» DATA SHOWN
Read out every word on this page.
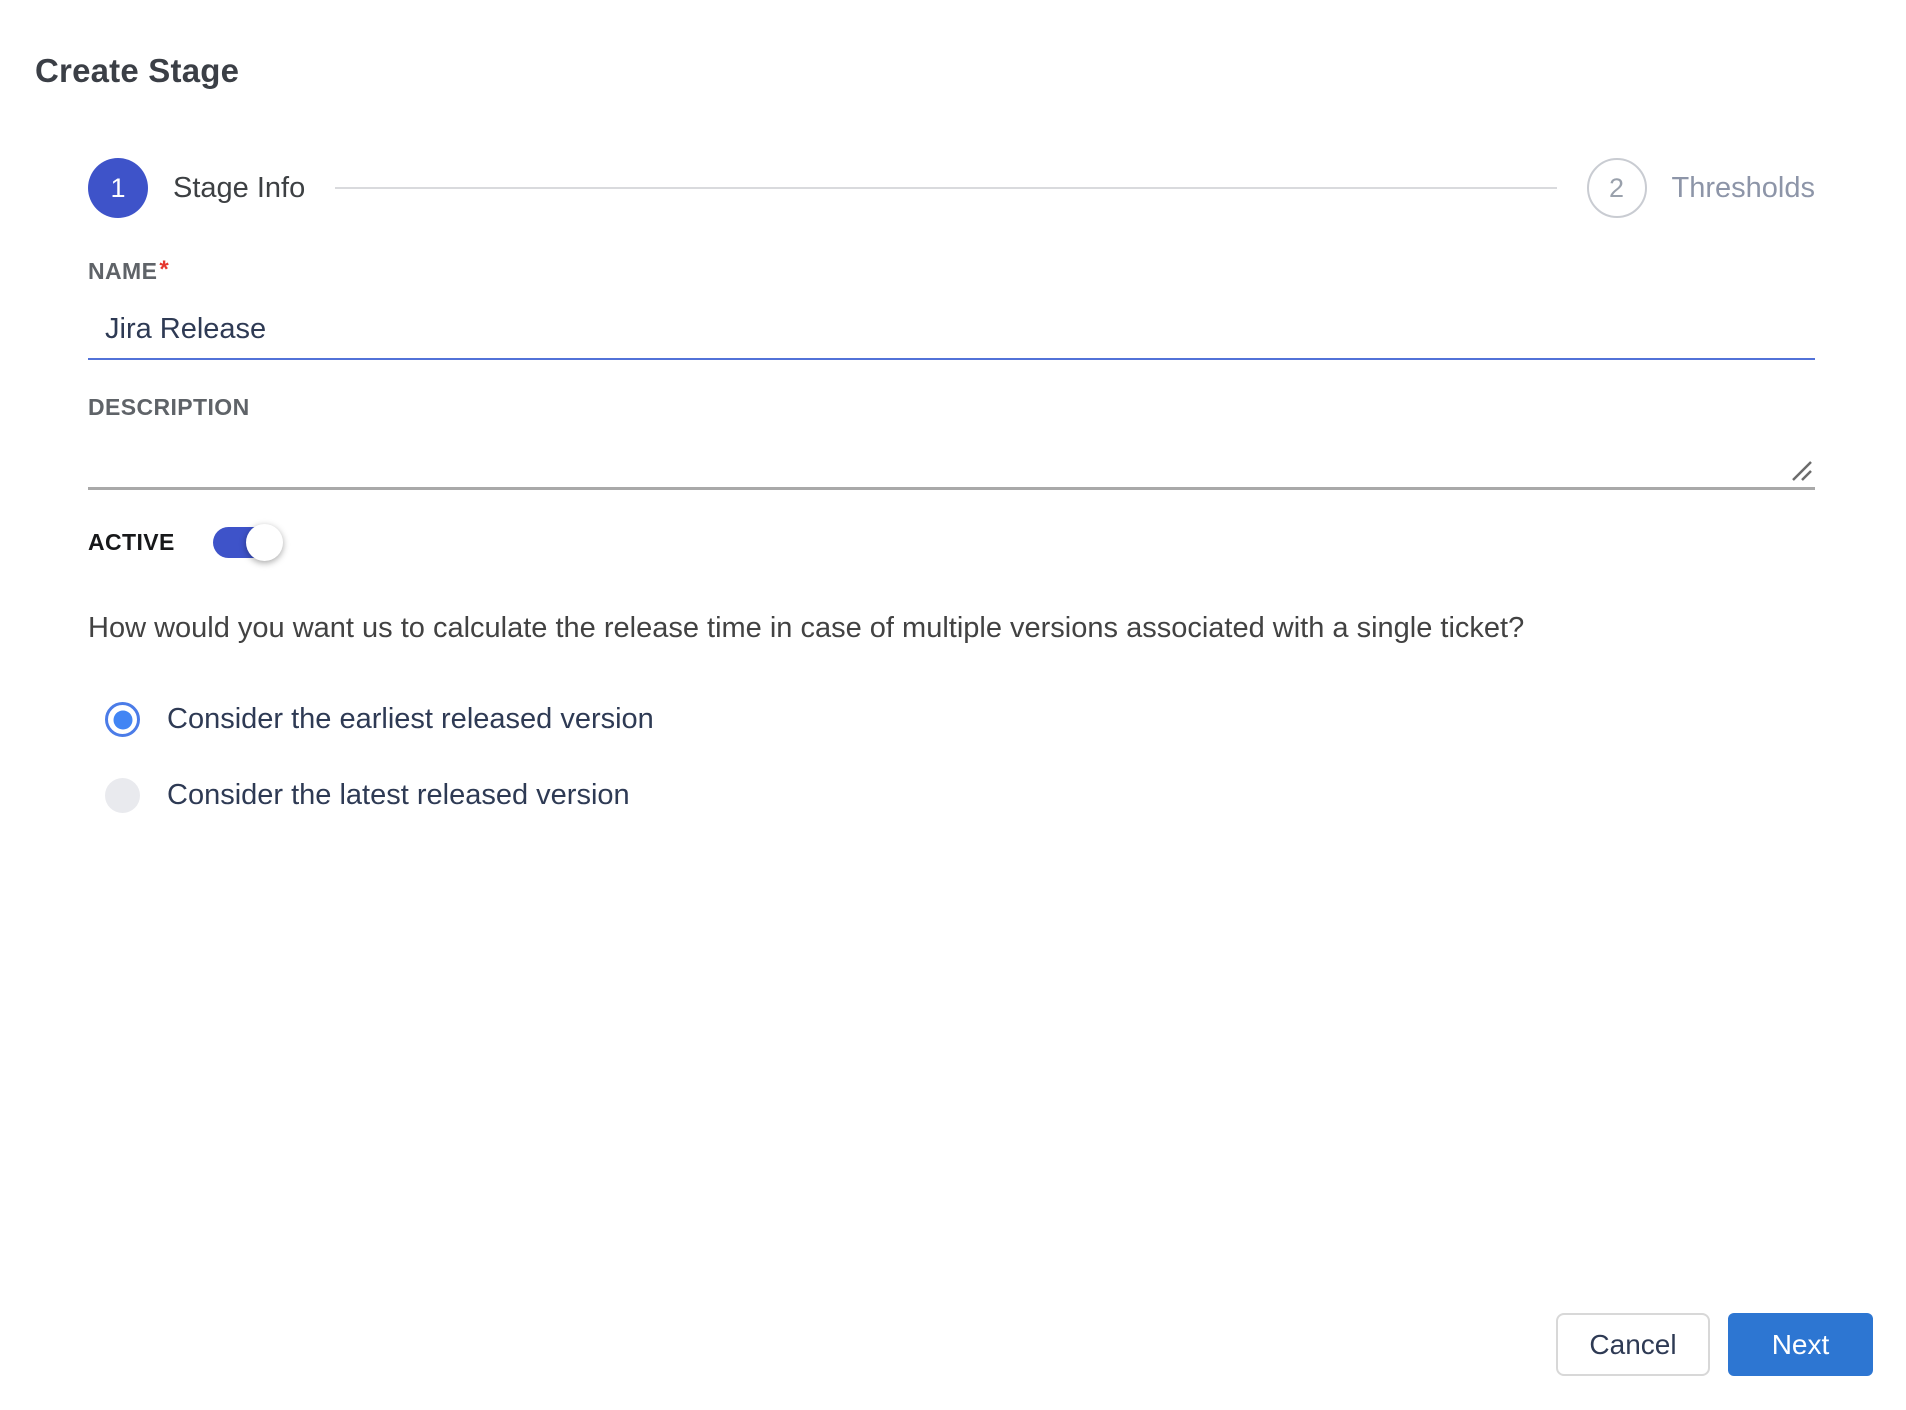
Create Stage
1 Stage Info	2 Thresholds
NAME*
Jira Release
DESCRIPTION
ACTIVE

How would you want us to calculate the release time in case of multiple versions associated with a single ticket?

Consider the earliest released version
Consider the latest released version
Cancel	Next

...

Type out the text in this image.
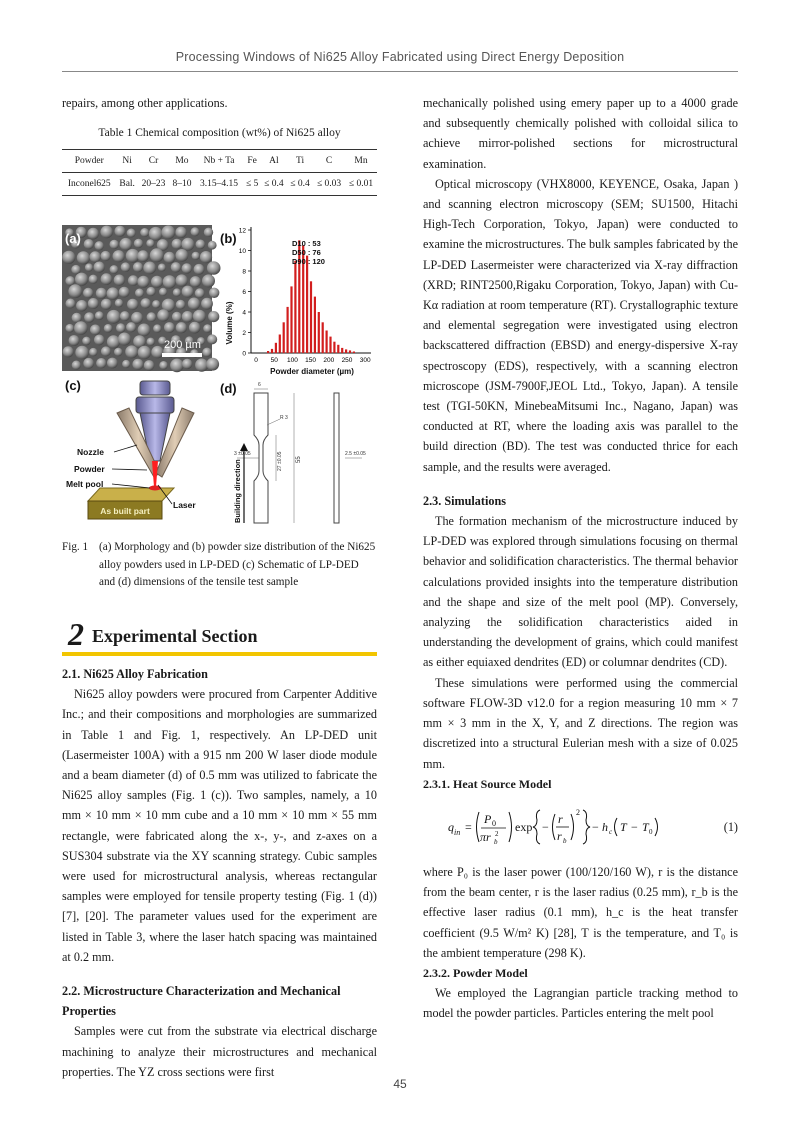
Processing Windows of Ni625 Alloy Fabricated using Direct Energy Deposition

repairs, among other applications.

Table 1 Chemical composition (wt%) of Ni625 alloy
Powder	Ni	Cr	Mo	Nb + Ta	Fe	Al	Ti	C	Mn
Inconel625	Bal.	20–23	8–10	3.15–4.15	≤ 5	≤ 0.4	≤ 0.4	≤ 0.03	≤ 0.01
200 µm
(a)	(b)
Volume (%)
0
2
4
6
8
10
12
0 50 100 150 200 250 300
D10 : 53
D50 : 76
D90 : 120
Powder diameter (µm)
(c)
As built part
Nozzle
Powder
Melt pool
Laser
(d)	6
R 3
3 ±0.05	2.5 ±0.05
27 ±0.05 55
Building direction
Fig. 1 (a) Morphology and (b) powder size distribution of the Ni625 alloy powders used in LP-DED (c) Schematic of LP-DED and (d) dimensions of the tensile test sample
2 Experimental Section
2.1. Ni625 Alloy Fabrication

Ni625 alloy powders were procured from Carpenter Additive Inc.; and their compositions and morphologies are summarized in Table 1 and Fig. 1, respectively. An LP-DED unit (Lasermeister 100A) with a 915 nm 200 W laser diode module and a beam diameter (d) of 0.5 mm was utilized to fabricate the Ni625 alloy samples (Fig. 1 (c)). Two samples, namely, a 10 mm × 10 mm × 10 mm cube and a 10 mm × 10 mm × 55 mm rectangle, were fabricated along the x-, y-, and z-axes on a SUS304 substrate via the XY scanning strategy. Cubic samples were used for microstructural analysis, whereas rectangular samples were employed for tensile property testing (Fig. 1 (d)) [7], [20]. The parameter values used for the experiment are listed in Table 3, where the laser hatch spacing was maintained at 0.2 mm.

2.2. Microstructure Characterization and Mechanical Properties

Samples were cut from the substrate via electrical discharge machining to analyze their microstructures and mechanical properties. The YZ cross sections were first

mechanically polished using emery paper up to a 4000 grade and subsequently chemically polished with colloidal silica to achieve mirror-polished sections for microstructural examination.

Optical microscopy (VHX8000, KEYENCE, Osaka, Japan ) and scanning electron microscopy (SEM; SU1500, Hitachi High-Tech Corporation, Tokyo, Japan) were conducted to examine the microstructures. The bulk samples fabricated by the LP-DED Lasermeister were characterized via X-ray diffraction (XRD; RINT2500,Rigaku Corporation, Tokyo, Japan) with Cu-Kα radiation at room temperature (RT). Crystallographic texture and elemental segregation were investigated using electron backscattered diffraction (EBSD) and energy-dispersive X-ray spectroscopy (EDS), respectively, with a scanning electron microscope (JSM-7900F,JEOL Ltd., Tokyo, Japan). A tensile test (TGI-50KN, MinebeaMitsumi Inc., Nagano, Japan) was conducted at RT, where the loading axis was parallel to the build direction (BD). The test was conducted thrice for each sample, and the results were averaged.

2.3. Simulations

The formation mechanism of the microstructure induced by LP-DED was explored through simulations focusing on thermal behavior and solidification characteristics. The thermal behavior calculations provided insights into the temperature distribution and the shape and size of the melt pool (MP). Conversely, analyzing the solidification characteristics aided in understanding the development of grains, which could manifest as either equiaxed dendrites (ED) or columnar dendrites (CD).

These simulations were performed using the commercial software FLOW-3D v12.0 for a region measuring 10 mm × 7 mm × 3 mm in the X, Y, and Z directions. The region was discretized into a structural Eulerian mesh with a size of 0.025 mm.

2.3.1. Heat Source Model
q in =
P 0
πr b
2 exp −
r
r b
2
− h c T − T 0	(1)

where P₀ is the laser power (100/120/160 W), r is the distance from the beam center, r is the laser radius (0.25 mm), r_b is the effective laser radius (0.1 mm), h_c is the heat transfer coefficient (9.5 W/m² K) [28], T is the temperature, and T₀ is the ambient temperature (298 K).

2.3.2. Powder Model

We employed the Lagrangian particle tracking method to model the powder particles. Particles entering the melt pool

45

» WHAT IS ASKED
Each line that holds the word "with" should be extracted from the records.

» RESULT OF THIS EXERCISE
How would you want us to calculate the release time in case of multiple versions associated with a single ticket?
Ni625 alloy powders were procured from Carpenter Additive Inc.; and their compositions and morphologies are summarized in Table 1 and Fig. 1, respectively. An LP-DED unit (Lasermeister 100A) with a 915 nm 200 W laser diode module and a beam diameter (d) of 0.5 mm was utilized to fabricate the Ni625 alloy samples (Fig. 1 (c)). Two samples, namely, a 10 mm × 10 mm × 10 mm cube and a 10 mm × 10 mm × 55 mm rectangle, were fabricated along the x-, y-, and z-axes on a SUS304 substrate via the XY scanning strategy. Cubic samples were used for microstructural analysis, whereas rectangular samples were employed for tensile property testing (Fig. 1 (d)) [7], [20]. The parameter values used for the experiment are listed in Table 3, where the laser hatch spacing was maintained at 0.2 mm.
mechanically polished using emery paper up to a 4000 grade and subsequently chemically polished with colloidal silica to achieve mirror-polished sections for microstructural examination.
Optical microscopy (VHX8000, KEYENCE, Osaka, Japan ) and scanning electron microscopy (SEM; SU1500, Hitachi High-Tech Corporation, Tokyo, Japan) were conducted to examine the microstructures. The bulk samples fabricated by the LP-DED Lasermeister were characterized via X-ray diffraction (XRD; RINT2500,Rigaku Corporation, Tokyo, Japan) with Cu-Kα radiation at room temperature (RT). Crystallographic texture and elemental segregation were investigated using electron backscattered diffraction (EBSD) and energy-dispersive X-ray spectroscopy (EDS), respectively, with a scanning electron microscope (JSM-7900F,JEOL Ltd., Tokyo, Japan). A tensile test (TGI-50KN, MinebeaMitsumi Inc., Nagano, Japan) was conducted at RT, where the loading axis was parallel to the build direction (BD). The test was conducted thrice for each sample, and the results were averaged.
These simulations were performed using the commercial software FLOW-3D v12.0 for a region measuring 10 mm × 7 mm × 3 mm in the X, Y, and Z directions. The region was discretized into a structural Eulerian mesh with a size of 0.025 mm.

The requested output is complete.